TASK DESCRIPTION:
Exactly reproduce each line of the listing that follows.

+++ THE INPUT

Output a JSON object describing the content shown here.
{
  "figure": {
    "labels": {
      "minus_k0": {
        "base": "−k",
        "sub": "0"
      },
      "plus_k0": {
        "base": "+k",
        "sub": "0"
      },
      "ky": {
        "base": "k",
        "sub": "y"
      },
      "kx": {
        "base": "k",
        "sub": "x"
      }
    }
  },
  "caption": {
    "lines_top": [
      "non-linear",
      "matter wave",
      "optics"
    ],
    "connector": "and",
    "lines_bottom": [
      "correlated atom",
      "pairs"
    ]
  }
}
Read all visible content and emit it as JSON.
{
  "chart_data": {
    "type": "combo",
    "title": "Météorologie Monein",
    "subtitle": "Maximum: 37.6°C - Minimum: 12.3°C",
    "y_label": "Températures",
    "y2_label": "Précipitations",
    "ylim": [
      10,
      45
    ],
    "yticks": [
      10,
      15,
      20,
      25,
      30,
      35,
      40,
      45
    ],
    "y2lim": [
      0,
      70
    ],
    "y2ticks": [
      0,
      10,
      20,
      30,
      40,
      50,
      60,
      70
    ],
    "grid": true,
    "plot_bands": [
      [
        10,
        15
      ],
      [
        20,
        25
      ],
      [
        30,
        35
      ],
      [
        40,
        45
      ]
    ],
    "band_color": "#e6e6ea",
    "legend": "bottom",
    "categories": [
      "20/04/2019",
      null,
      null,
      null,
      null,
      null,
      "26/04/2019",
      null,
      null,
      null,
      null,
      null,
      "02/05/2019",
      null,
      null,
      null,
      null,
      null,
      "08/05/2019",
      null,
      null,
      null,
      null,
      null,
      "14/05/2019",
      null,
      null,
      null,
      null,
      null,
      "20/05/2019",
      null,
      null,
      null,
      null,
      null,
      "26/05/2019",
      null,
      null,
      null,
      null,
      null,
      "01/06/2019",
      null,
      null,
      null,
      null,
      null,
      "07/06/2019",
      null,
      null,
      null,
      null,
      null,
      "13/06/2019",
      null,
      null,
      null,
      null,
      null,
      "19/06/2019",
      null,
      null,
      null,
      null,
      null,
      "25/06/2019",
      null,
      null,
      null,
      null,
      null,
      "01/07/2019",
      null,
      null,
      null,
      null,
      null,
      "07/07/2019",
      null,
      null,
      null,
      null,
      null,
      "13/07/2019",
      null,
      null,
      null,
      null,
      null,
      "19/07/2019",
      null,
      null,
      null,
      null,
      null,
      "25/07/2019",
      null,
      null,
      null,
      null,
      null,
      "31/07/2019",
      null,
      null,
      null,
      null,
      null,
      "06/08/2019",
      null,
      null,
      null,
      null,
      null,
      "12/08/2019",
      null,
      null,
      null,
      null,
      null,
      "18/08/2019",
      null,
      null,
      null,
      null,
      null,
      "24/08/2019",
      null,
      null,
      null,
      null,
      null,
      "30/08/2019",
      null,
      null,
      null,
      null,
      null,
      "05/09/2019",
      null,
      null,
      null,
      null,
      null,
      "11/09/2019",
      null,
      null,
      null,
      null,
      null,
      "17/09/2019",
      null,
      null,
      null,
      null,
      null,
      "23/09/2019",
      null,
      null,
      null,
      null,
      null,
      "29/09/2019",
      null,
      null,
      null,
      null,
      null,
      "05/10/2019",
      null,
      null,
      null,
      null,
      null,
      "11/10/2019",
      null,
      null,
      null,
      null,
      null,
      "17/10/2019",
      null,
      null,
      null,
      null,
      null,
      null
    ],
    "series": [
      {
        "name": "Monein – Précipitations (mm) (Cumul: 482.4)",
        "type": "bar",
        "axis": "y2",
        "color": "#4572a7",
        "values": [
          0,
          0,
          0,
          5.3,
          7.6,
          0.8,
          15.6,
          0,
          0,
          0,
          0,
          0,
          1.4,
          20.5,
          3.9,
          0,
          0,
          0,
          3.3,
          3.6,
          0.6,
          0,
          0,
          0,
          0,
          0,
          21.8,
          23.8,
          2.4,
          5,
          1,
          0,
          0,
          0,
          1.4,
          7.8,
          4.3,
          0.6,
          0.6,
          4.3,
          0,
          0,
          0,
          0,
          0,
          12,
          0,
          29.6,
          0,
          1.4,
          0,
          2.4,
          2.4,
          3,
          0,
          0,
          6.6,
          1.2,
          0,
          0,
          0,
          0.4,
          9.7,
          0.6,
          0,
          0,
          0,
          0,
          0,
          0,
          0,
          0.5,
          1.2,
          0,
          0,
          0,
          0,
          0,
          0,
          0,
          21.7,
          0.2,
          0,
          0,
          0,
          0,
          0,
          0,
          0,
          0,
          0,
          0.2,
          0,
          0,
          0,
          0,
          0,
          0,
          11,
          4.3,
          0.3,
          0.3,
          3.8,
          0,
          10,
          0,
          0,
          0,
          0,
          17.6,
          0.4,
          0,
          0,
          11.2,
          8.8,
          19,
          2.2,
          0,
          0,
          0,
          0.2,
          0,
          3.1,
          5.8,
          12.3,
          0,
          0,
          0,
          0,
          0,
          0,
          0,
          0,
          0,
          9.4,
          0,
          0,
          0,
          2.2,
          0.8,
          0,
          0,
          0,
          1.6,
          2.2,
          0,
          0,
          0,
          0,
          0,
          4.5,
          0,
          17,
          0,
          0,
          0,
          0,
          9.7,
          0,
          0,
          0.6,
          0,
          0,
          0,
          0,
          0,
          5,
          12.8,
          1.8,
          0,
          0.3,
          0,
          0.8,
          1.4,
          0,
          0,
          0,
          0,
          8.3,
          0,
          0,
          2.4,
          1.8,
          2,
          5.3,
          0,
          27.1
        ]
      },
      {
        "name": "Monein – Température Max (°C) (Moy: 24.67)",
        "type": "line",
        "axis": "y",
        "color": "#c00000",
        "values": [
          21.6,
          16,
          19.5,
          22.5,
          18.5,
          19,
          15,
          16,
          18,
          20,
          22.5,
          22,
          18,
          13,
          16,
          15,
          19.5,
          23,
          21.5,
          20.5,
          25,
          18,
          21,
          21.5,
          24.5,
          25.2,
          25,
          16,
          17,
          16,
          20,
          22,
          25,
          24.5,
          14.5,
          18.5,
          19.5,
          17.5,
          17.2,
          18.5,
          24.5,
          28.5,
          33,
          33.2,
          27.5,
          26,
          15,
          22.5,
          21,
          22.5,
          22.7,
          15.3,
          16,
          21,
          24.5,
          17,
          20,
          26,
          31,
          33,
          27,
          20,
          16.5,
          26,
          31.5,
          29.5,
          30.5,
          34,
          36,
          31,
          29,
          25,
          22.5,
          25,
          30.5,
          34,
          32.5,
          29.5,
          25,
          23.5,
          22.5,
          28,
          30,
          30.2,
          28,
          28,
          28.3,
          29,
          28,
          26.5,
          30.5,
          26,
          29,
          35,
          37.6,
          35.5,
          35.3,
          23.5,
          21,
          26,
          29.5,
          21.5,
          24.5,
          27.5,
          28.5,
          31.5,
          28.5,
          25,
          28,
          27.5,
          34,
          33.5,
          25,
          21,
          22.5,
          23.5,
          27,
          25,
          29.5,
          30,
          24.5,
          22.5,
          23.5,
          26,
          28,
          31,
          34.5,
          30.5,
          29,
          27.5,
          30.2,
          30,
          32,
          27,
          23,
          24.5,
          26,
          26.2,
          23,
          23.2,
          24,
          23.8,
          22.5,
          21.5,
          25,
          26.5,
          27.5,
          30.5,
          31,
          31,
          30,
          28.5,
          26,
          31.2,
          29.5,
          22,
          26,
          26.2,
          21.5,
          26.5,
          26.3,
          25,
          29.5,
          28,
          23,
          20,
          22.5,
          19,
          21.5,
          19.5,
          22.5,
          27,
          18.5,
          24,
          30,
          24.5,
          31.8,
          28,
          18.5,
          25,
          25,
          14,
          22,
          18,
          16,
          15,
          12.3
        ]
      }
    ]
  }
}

++++++

RESULT OF THE EXERCISE:
Output a JSON object describing the content shown here.
{
  "figure": {
    "labels": {
      "minus_k0": {
        "base": "−k",
        "sub": "0"
      },
      "plus_k0": {
        "base": "+k",
        "sub": "0"
      },
      "ky": {
        "base": "k",
        "sub": "y"
      },
      "kx": {
        "base": "k",
        "sub": "x"
      }
    }
  },
  "caption": {
    "lines_top": [
      "non-linear",
      "matter wave",
      "optics"
    ],
    "connector": "and",
    "lines_bottom": [
      "correlated atom",
      "pairs"
    ]
  }
}
Read all visible content and emit it as JSON.
{
  "chart_data": {
    "type": "combo",
    "title": "Météorologie Monein",
    "subtitle": "Maximum: 37.6°C - Minimum: 12.3°C",
    "y_label": "Températures",
    "y2_label": "Précipitations",
    "ylim": [
      10,
      45
    ],
    "yticks": [
      10,
      15,
      20,
      25,
      30,
      35,
      40,
      45
    ],
    "y2lim": [
      0,
      70
    ],
    "y2ticks": [
      0,
      10,
      20,
      30,
      40,
      50,
      60,
      70
    ],
    "grid": true,
    "plot_bands": [
      [
        10,
        15
      ],
      [
        20,
        25
      ],
      [
        30,
        35
      ],
      [
        40,
        45
      ]
    ],
    "band_color": "#e6e6ea",
    "legend": "bottom",
    "categories": [
      "20/04/2019",
      null,
      null,
      null,
      null,
      null,
      "26/04/2019",
      null,
      null,
      null,
      null,
      null,
      "02/05/2019",
      null,
      null,
      null,
      null,
      null,
      "08/05/2019",
      null,
      null,
      null,
      null,
      null,
      "14/05/2019",
      null,
      null,
      null,
      null,
      null,
      "20/05/2019",
      null,
      null,
      null,
      null,
      null,
      "26/05/2019",
      null,
      null,
      null,
      null,
      null,
      "01/06/2019",
      null,
      null,
      null,
      null,
      null,
      "07/06/2019",
      null,
      null,
      null,
      null,
      null,
      "13/06/2019",
      null,
      null,
      null,
      null,
      null,
      "19/06/2019",
      null,
      null,
      null,
      null,
      null,
      "25/06/2019",
      null,
      null,
      null,
      null,
      null,
      "01/07/2019",
      null,
      null,
      null,
      null,
      null,
      "07/07/2019",
      null,
      null,
      null,
      null,
      null,
      "13/07/2019",
      null,
      null,
      null,
      null,
      null,
      "19/07/2019",
      null,
      null,
      null,
      null,
      null,
      "25/07/2019",
      null,
      null,
      null,
      null,
      null,
      "31/07/2019",
      null,
      null,
      null,
      null,
      null,
      "06/08/2019",
      null,
      null,
      null,
      null,
      null,
      "12/08/2019",
      null,
      null,
      null,
      null,
      null,
      "18/08/2019",
      null,
      null,
      null,
      null,
      null,
      "24/08/2019",
      null,
      null,
      null,
      null,
      null,
      "30/08/2019",
      null,
      null,
      null,
      null,
      null,
      "05/09/2019",
      null,
      null,
      null,
      null,
      null,
      "11/09/2019",
      null,
      null,
      null,
      null,
      null,
      "17/09/2019",
      null,
      null,
      null,
      null,
      null,
      "23/09/2019",
      null,
      null,
      null,
      null,
      null,
      "29/09/2019",
      null,
      null,
      null,
      null,
      null,
      "05/10/2019",
      null,
      null,
      null,
      null,
      null,
      "11/10/2019",
      null,
      null,
      null,
      null,
      null,
      "17/10/2019",
      null,
      null,
      null,
      null,
      null,
      null
    ],
    "series": [
      {
        "name": "Monein – Précipitations (mm) (Cumul: 482.4)",
        "type": "bar",
        "axis": "y2",
        "color": "#4572a7",
        "values": [
          0,
          0,
          0,
          5.3,
          7.6,
          0.8,
          15.6,
          0,
          0,
          0,
          0,
          0,
          1.4,
          20.5,
          3.9,
          0,
          0,
          0,
          3.3,
          3.6,
          0.6,
          0,
          0,
          0,
          0,
          0,
          21.8,
          23.8,
          2.4,
          5,
          1,
          0,
          0,
          0,
          1.4,
          7.8,
          4.3,
          0.6,
          0.6,
          4.3,
          0,
          0,
          0,
          0,
          0,
          12,
          0,
          29.6,
          0,
          1.4,
          0,
          2.4,
          2.4,
          3,
          0,
          0,
          6.6,
          1.2,
          0,
          0,
          0,
          0.4,
          9.7,
          0.6,
          0,
          0,
          0,
          0,
          0,
          0,
          0,
          0.5,
          1.2,
          0,
          0,
          0,
          0,
          0,
          0,
          0,
          21.7,
          0.2,
          0,
          0,
          0,
          0,
          0,
          0,
          0,
          0,
          0,
          0.2,
          0,
          0,
          0,
          0,
          0,
          0,
          11,
          4.3,
          0.3,
          0.3,
          3.8,
          0,
          10,
          0,
          0,
          0,
          0,
          17.6,
          0.4,
          0,
          0,
          11.2,
          8.8,
          19,
          2.2,
          0,
          0,
          0,
          0.2,
          0,
          3.1,
          5.8,
          12.3,
          0,
          0,
          0,
          0,
          0,
          0,
          0,
          0,
          0,
          9.4,
          0,
          0,
          0,
          2.2,
          0.8,
          0,
          0,
          0,
          1.6,
          2.2,
          0,
          0,
          0,
          0,
          0,
          4.5,
          0,
          17,
          0,
          0,
          0,
          0,
          9.7,
          0,
          0,
          0.6,
          0,
          0,
          0,
          0,
          0,
          5,
          12.8,
          1.8,
          0,
          0.3,
          0,
          0.8,
          1.4,
          0,
          0,
          0,
          0,
          8.3,
          0,
          0,
          2.4,
          1.8,
          2,
          5.3,
          0,
          27.1
        ]
      },
      {
        "name": "Monein – Température Max (°C) (Moy: 24.67)",
        "type": "line",
        "axis": "y",
        "color": "#c00000",
        "values": [
          21.6,
          16,
          19.5,
          22.5,
          18.5,
          19,
          15,
          16,
          18,
          20,
          22.5,
          22,
          18,
          13,
          16,
          15,
          19.5,
          23,
          21.5,
          20.5,
          25,
          18,
          21,
          21.5,
          24.5,
          25.2,
          25,
          16,
          17,
          16,
          20,
          22,
          25,
          24.5,
          14.5,
          18.5,
          19.5,
          17.5,
          17.2,
          18.5,
          24.5,
          28.5,
          33,
          33.2,
          27.5,
          26,
          15,
          22.5,
          21,
          22.5,
          22.7,
          15.3,
          16,
          21,
          24.5,
          17,
          20,
          26,
          31,
          33,
          27,
          20,
          16.5,
          26,
          31.5,
          29.5,
          30.5,
          34,
          36,
          31,
          29,
          25,
          22.5,
          25,
          30.5,
          34,
          32.5,
          29.5,
          25,
          23.5,
          22.5,
          28,
          30,
          30.2,
          28,
          28,
          28.3,
          29,
          28,
          26.5,
          30.5,
          26,
          29,
          35,
          37.6,
          35.5,
          35.3,
          23.5,
          21,
          26,
          29.5,
          21.5,
          24.5,
          27.5,
          28.5,
          31.5,
          28.5,
          25,
          28,
          27.5,
          34,
          33.5,
          25,
          21,
          22.5,
          23.5,
          27,
          25,
          29.5,
          30,
          24.5,
          22.5,
          23.5,
          26,
          28,
          31,
          34.5,
          30.5,
          29,
          27.5,
          30.2,
          30,
          32,
          27,
          23,
          24.5,
          26,
          26.2,
          23,
          23.2,
          24,
          23.8,
          22.5,
          21.5,
          25,
          26.5,
          27.5,
          30.5,
          31,
          31,
          30,
          28.5,
          26,
          31.2,
          29.5,
          22,
          26,
          26.2,
          21.5,
          26.5,
          26.3,
          25,
          29.5,
          28,
          23,
          20,
          22.5,
          19,
          21.5,
          19.5,
          22.5,
          27,
          18.5,
          24,
          30,
          24.5,
          31.8,
          28,
          18.5,
          25,
          25,
          14,
          22,
          18,
          16,
          15,
          12.3
        ]
      }
    ]
  }
}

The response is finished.